(Collection entries)
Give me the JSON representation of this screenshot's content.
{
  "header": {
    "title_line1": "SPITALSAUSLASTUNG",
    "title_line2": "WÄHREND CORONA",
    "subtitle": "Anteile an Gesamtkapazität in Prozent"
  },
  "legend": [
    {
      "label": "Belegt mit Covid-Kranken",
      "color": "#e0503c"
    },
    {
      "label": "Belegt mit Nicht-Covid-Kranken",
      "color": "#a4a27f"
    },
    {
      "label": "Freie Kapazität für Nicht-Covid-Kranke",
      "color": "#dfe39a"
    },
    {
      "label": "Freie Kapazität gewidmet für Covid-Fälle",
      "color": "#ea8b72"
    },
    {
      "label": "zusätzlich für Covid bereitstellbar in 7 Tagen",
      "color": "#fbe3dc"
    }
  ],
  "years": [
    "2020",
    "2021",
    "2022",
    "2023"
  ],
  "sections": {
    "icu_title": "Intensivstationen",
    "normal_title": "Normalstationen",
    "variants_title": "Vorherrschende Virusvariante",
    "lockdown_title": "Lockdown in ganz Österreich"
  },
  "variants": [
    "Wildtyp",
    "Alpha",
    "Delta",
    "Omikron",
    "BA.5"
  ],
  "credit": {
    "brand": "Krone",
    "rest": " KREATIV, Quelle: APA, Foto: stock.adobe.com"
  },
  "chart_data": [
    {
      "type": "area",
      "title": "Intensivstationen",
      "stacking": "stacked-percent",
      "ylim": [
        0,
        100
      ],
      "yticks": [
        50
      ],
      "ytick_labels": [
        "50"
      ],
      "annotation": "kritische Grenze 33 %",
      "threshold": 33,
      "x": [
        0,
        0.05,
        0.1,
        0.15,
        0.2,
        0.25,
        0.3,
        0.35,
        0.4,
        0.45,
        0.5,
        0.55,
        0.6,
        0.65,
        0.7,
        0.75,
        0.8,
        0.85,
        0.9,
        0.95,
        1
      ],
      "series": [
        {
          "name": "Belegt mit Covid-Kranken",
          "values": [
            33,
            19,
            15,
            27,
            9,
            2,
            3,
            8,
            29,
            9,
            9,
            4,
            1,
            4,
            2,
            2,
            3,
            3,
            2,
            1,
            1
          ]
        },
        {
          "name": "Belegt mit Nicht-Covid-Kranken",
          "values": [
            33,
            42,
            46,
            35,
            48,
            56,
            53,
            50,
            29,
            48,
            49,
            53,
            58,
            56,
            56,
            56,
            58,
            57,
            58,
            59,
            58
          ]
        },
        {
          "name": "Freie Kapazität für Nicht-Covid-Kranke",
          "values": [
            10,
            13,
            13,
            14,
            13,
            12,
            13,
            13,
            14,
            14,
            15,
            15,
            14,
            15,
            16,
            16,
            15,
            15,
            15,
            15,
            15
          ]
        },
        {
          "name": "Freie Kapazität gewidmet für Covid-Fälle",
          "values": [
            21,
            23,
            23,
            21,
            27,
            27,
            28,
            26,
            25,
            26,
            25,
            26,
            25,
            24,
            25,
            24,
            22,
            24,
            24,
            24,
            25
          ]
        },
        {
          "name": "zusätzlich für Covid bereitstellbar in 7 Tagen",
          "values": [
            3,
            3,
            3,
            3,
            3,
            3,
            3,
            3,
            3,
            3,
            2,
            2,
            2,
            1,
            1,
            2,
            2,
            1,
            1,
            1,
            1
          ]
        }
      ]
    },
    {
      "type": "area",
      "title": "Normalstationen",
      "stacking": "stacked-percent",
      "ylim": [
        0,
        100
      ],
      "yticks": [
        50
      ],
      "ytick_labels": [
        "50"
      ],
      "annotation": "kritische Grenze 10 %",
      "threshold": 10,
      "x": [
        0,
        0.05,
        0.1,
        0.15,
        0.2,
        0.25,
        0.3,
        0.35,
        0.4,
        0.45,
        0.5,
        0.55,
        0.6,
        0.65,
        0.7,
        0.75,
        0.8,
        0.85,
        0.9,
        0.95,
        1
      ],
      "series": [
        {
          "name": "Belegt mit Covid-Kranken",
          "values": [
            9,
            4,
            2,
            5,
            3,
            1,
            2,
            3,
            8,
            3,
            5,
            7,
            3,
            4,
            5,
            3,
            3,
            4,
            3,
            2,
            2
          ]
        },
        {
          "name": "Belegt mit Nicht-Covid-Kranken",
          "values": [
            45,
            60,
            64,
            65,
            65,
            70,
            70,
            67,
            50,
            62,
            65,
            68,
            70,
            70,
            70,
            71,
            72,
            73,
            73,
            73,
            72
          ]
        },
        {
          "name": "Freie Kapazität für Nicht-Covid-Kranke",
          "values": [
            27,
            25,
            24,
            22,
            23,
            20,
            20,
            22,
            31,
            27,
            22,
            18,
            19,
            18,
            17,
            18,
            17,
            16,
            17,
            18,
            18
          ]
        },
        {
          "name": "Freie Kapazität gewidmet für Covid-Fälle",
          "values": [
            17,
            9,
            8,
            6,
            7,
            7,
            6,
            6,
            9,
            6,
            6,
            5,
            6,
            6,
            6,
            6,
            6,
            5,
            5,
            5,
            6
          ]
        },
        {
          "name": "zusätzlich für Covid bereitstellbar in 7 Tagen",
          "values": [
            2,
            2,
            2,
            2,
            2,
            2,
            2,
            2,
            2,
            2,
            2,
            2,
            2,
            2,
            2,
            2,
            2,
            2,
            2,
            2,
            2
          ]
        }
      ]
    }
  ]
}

• _Exercise instructions_:
Reproduce all the data word for word.

• _Result of the exercise_:
Give me the JSON representation of this screenshot's content.
{
  "header": {
    "title_line1": "SPITALSAUSLASTUNG",
    "title_line2": "WÄHREND CORONA",
    "subtitle": "Anteile an Gesamtkapazität in Prozent"
  },
  "legend": [
    {
      "label": "Belegt mit Covid-Kranken",
      "color": "#e0503c"
    },
    {
      "label": "Belegt mit Nicht-Covid-Kranken",
      "color": "#a4a27f"
    },
    {
      "label": "Freie Kapazität für Nicht-Covid-Kranke",
      "color": "#dfe39a"
    },
    {
      "label": "Freie Kapazität gewidmet für Covid-Fälle",
      "color": "#ea8b72"
    },
    {
      "label": "zusätzlich für Covid bereitstellbar in 7 Tagen",
      "color": "#fbe3dc"
    }
  ],
  "years": [
    "2020",
    "2021",
    "2022",
    "2023"
  ],
  "sections": {
    "icu_title": "Intensivstationen",
    "normal_title": "Normalstationen",
    "variants_title": "Vorherrschende Virusvariante",
    "lockdown_title": "Lockdown in ganz Österreich"
  },
  "variants": [
    "Wildtyp",
    "Alpha",
    "Delta",
    "Omikron",
    "BA.5"
  ],
  "credit": {
    "brand": "Krone",
    "rest": " KREATIV, Quelle: APA, Foto: stock.adobe.com"
  },
  "chart_data": [
    {
      "type": "area",
      "title": "Intensivstationen",
      "stacking": "stacked-percent",
      "ylim": [
        0,
        100
      ],
      "yticks": [
        50
      ],
      "ytick_labels": [
        "50"
      ],
      "annotation": "kritische Grenze 33 %",
      "threshold": 33,
      "x": [
        0,
        0.05,
        0.1,
        0.15,
        0.2,
        0.25,
        0.3,
        0.35,
        0.4,
        0.45,
        0.5,
        0.55,
        0.6,
        0.65,
        0.7,
        0.75,
        0.8,
        0.85,
        0.9,
        0.95,
        1
      ],
      "series": [
        {
          "name": "Belegt mit Covid-Kranken",
          "values": [
            33,
            19,
            15,
            27,
            9,
            2,
            3,
            8,
            29,
            9,
            9,
            4,
            1,
            4,
            2,
            2,
            3,
            3,
            2,
            1,
            1
          ]
        },
        {
          "name": "Belegt mit Nicht-Covid-Kranken",
          "values": [
            33,
            42,
            46,
            35,
            48,
            56,
            53,
            50,
            29,
            48,
            49,
            53,
            58,
            56,
            56,
            56,
            58,
            57,
            58,
            59,
            58
          ]
        },
        {
          "name": "Freie Kapazität für Nicht-Covid-Kranke",
          "values": [
            10,
            13,
            13,
            14,
            13,
            12,
            13,
            13,
            14,
            14,
            15,
            15,
            14,
            15,
            16,
            16,
            15,
            15,
            15,
            15,
            15
          ]
        },
        {
          "name": "Freie Kapazität gewidmet für Covid-Fälle",
          "values": [
            21,
            23,
            23,
            21,
            27,
            27,
            28,
            26,
            25,
            26,
            25,
            26,
            25,
            24,
            25,
            24,
            22,
            24,
            24,
            24,
            25
          ]
        },
        {
          "name": "zusätzlich für Covid bereitstellbar in 7 Tagen",
          "values": [
            3,
            3,
            3,
            3,
            3,
            3,
            3,
            3,
            3,
            3,
            2,
            2,
            2,
            1,
            1,
            2,
            2,
            1,
            1,
            1,
            1
          ]
        }
      ]
    },
    {
      "type": "area",
      "title": "Normalstationen",
      "stacking": "stacked-percent",
      "ylim": [
        0,
        100
      ],
      "yticks": [
        50
      ],
      "ytick_labels": [
        "50"
      ],
      "annotation": "kritische Grenze 10 %",
      "threshold": 10,
      "x": [
        0,
        0.05,
        0.1,
        0.15,
        0.2,
        0.25,
        0.3,
        0.35,
        0.4,
        0.45,
        0.5,
        0.55,
        0.6,
        0.65,
        0.7,
        0.75,
        0.8,
        0.85,
        0.9,
        0.95,
        1
      ],
      "series": [
        {
          "name": "Belegt mit Covid-Kranken",
          "values": [
            9,
            4,
            2,
            5,
            3,
            1,
            2,
            3,
            8,
            3,
            5,
            7,
            3,
            4,
            5,
            3,
            3,
            4,
            3,
            2,
            2
          ]
        },
        {
          "name": "Belegt mit Nicht-Covid-Kranken",
          "values": [
            45,
            60,
            64,
            65,
            65,
            70,
            70,
            67,
            50,
            62,
            65,
            68,
            70,
            70,
            70,
            71,
            72,
            73,
            73,
            73,
            72
          ]
        },
        {
          "name": "Freie Kapazität für Nicht-Covid-Kranke",
          "values": [
            27,
            25,
            24,
            22,
            23,
            20,
            20,
            22,
            31,
            27,
            22,
            18,
            19,
            18,
            17,
            18,
            17,
            16,
            17,
            18,
            18
          ]
        },
        {
          "name": "Freie Kapazität gewidmet für Covid-Fälle",
          "values": [
            17,
            9,
            8,
            6,
            7,
            7,
            6,
            6,
            9,
            6,
            6,
            5,
            6,
            6,
            6,
            6,
            6,
            5,
            5,
            5,
            6
          ]
        },
        {
          "name": "zusätzlich für Covid bereitstellbar in 7 Tagen",
          "values": [
            2,
            2,
            2,
            2,
            2,
            2,
            2,
            2,
            2,
            2,
            2,
            2,
            2,
            2,
            2,
            2,
            2,
            2,
            2,
            2,
            2
          ]
        }
      ]
    }
  ]
}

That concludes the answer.